Pick out every line with the word "security" and copy it.

Collected data entries
## START

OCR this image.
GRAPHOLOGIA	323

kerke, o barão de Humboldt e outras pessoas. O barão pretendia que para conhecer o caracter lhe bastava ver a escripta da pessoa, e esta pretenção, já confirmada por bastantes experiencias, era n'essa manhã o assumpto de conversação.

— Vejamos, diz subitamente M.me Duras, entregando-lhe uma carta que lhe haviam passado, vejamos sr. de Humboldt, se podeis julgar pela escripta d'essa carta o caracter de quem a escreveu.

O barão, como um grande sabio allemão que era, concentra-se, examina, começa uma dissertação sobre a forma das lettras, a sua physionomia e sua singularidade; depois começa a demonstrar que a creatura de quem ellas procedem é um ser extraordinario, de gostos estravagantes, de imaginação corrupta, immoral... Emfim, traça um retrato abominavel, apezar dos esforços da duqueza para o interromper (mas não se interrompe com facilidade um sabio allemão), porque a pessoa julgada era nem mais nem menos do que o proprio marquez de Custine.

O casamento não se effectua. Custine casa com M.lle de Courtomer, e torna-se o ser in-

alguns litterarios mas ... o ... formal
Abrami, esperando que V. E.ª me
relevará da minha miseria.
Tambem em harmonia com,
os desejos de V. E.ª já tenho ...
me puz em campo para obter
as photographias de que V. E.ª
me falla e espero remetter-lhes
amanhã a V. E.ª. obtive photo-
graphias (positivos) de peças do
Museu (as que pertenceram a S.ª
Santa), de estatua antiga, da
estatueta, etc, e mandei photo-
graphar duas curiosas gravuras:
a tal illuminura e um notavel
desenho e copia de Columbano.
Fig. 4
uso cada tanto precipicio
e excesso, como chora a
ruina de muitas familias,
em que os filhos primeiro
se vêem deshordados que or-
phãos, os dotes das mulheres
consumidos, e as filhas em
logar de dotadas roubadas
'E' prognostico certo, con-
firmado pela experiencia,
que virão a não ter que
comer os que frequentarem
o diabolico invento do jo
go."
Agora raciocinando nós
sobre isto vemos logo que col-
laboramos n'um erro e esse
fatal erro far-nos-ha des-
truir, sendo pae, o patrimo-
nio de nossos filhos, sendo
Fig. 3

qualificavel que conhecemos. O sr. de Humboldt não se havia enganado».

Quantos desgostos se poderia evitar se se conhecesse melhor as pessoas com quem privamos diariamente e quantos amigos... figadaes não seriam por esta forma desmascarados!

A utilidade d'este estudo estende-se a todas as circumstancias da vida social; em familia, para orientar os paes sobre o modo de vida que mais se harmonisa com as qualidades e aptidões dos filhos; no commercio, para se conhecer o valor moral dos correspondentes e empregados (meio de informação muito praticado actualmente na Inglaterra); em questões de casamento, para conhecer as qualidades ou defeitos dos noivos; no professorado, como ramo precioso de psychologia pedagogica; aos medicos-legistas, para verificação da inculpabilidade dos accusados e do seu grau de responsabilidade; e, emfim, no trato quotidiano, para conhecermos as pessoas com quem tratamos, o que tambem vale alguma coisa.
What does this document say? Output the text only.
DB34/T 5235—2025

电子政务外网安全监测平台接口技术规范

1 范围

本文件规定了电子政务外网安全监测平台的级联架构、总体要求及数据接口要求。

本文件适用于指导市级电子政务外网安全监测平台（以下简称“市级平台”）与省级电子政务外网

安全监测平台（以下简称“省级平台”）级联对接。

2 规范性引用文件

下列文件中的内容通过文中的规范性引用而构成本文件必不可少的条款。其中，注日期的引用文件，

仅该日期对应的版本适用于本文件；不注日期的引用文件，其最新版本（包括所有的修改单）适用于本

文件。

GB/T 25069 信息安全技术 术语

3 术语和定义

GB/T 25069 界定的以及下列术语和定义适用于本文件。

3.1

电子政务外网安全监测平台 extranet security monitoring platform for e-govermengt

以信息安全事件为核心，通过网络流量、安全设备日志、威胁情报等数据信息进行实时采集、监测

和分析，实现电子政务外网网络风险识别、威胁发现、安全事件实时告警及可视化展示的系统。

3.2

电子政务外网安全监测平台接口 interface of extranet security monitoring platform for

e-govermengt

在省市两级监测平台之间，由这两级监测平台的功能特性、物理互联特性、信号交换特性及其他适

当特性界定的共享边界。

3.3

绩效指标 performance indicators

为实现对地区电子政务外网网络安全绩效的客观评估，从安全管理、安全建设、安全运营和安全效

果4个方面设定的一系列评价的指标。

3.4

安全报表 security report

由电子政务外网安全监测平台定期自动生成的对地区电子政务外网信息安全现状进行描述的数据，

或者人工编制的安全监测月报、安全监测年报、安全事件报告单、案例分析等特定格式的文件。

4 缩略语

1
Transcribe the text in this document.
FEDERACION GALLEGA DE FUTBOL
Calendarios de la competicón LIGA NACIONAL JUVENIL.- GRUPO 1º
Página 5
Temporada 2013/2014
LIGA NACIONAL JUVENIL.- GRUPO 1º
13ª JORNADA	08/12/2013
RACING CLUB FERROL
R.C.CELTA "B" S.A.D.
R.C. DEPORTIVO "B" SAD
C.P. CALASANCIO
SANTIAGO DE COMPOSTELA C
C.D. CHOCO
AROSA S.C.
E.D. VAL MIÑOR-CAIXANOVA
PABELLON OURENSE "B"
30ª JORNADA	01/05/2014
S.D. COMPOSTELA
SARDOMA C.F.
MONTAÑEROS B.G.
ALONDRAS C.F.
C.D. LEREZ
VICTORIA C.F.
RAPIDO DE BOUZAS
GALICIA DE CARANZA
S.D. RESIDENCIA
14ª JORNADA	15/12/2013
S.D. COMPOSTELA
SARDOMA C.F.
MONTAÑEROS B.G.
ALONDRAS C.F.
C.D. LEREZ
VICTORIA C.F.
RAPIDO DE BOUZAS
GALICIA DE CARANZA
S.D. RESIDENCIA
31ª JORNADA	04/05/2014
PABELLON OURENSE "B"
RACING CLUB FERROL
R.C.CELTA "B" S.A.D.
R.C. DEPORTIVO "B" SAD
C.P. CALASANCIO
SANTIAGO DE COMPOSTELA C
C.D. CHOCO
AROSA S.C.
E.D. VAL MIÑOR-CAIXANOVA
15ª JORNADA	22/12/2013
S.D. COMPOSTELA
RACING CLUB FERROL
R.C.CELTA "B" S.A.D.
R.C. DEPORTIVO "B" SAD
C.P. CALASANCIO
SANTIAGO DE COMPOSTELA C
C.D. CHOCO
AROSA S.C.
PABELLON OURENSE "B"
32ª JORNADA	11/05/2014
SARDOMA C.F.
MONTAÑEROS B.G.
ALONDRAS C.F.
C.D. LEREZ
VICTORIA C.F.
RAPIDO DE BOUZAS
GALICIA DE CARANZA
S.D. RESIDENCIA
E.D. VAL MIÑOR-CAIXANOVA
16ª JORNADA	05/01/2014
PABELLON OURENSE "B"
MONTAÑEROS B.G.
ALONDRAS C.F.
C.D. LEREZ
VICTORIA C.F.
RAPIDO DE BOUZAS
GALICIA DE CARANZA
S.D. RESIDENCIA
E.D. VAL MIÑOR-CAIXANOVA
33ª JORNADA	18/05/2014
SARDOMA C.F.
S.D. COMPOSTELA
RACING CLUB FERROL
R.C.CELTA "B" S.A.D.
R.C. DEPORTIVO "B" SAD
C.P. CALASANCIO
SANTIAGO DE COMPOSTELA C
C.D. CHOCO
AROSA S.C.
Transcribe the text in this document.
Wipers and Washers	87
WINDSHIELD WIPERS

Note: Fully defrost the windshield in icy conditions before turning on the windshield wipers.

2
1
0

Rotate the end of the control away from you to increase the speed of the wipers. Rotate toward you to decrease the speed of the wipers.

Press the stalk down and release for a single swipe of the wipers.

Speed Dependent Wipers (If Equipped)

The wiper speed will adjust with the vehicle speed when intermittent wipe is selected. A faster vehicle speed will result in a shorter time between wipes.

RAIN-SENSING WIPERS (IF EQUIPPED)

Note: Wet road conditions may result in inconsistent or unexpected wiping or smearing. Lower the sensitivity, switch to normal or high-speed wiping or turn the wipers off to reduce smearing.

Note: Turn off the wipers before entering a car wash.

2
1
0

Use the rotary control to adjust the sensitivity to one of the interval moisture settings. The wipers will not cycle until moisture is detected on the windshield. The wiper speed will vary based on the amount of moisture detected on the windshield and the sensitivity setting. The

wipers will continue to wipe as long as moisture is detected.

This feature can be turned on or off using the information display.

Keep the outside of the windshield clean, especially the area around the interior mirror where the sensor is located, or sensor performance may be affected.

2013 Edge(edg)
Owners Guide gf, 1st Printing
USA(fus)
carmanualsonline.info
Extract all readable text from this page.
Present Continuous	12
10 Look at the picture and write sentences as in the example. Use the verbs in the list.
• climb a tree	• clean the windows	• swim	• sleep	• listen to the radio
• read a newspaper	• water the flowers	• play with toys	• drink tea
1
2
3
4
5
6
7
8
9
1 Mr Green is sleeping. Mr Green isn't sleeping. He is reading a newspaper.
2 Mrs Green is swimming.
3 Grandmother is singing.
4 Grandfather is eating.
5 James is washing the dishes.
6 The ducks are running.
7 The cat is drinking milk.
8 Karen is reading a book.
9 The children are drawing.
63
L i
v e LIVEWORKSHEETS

## END

* Completed task *
电子政务外网安全监测平台 extranet security monitoring platform for e-govermengt
电子政务外网安全监测平台接口 interface of extranet security monitoring platform for
安全报表 security report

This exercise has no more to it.